Under this task are some entries; return every one of them exactly.
+ + + +
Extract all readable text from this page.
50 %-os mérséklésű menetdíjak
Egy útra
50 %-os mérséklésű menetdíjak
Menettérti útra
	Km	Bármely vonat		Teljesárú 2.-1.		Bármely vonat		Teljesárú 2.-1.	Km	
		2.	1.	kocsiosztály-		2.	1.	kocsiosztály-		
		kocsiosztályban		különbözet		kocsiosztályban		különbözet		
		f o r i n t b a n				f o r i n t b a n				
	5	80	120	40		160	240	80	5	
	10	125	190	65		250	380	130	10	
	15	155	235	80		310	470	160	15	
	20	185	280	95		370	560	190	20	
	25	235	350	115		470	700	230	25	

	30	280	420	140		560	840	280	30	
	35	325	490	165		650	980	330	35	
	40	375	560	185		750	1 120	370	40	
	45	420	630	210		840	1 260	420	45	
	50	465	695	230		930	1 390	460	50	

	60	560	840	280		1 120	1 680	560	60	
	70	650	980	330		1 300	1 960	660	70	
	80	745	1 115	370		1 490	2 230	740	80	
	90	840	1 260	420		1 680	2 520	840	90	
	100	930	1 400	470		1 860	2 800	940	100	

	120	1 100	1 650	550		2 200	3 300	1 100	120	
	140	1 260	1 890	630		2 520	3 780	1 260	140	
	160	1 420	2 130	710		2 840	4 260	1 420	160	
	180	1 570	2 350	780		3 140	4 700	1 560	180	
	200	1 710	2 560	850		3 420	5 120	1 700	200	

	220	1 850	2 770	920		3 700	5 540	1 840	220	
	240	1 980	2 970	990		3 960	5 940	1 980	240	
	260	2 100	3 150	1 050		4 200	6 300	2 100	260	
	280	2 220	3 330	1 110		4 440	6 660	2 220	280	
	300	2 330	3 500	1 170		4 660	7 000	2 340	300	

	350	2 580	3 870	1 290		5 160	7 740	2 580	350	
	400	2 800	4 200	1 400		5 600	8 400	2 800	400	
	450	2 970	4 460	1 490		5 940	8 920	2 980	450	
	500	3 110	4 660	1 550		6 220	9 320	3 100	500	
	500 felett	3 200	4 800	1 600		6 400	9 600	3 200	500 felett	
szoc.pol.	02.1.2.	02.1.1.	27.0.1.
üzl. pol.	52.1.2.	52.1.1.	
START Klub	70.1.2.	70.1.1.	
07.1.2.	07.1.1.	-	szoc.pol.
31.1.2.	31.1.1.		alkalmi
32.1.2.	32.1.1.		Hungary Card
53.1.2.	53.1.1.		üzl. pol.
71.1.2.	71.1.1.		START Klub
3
+ + + +
#### RESULT OF THE TASK
Extract all readable text from this page.
50 %-os mérséklésű menetdíjak
Egy útra
50 %-os mérséklésű menetdíjak
Menettérti útra
	Km	Bármely vonat		Teljesárú 2.-1.		Bármely vonat		Teljesárú 2.-1.	Km	
		2.	1.	kocsiosztály-		2.	1.	kocsiosztály-		
		kocsiosztályban		különbözet		kocsiosztályban		különbözet		
		f o r i n t b a n				f o r i n t b a n				
	5	80	120	40		160	240	80	5	
	10	125	190	65		250	380	130	10	
	15	155	235	80		310	470	160	15	
	20	185	280	95		370	560	190	20	
	25	235	350	115		470	700	230	25	

	30	280	420	140		560	840	280	30	
	35	325	490	165		650	980	330	35	
	40	375	560	185		750	1 120	370	40	
	45	420	630	210		840	1 260	420	45	
	50	465	695	230		930	1 390	460	50	

	60	560	840	280		1 120	1 680	560	60	
	70	650	980	330		1 300	1 960	660	70	
	80	745	1 115	370		1 490	2 230	740	80	
	90	840	1 260	420		1 680	2 520	840	90	
	100	930	1 400	470		1 860	2 800	940	100	

	120	1 100	1 650	550		2 200	3 300	1 100	120	
	140	1 260	1 890	630		2 520	3 780	1 260	140	
	160	1 420	2 130	710		2 840	4 260	1 420	160	
	180	1 570	2 350	780		3 140	4 700	1 560	180	
	200	1 710	2 560	850		3 420	5 120	1 700	200	

	220	1 850	2 770	920		3 700	5 540	1 840	220	
	240	1 980	2 970	990		3 960	5 940	1 980	240	
	260	2 100	3 150	1 050		4 200	6 300	2 100	260	
	280	2 220	3 330	1 110		4 440	6 660	2 220	280	
	300	2 330	3 500	1 170		4 660	7 000	2 340	300	

	350	2 580	3 870	1 290		5 160	7 740	2 580	350	
	400	2 800	4 200	1 400		5 600	8 400	2 800	400	
	450	2 970	4 460	1 490		5 940	8 920	2 980	450	
	500	3 110	4 660	1 550		6 220	9 320	3 100	500	
	500 felett	3 200	4 800	1 600		6 400	9 600	3 200	500 felett	
szoc.pol.	02.1.2.	02.1.1.	27.0.1.
üzl. pol.	52.1.2.	52.1.1.	
START Klub	70.1.2.	70.1.1.	
07.1.2.	07.1.1.	-	szoc.pol.
31.1.2.	31.1.1.		alkalmi
32.1.2.	32.1.1.		Hungary Card
53.1.2.	53.1.1.		üzl. pol.
71.1.2.	71.1.1.		START Klub
3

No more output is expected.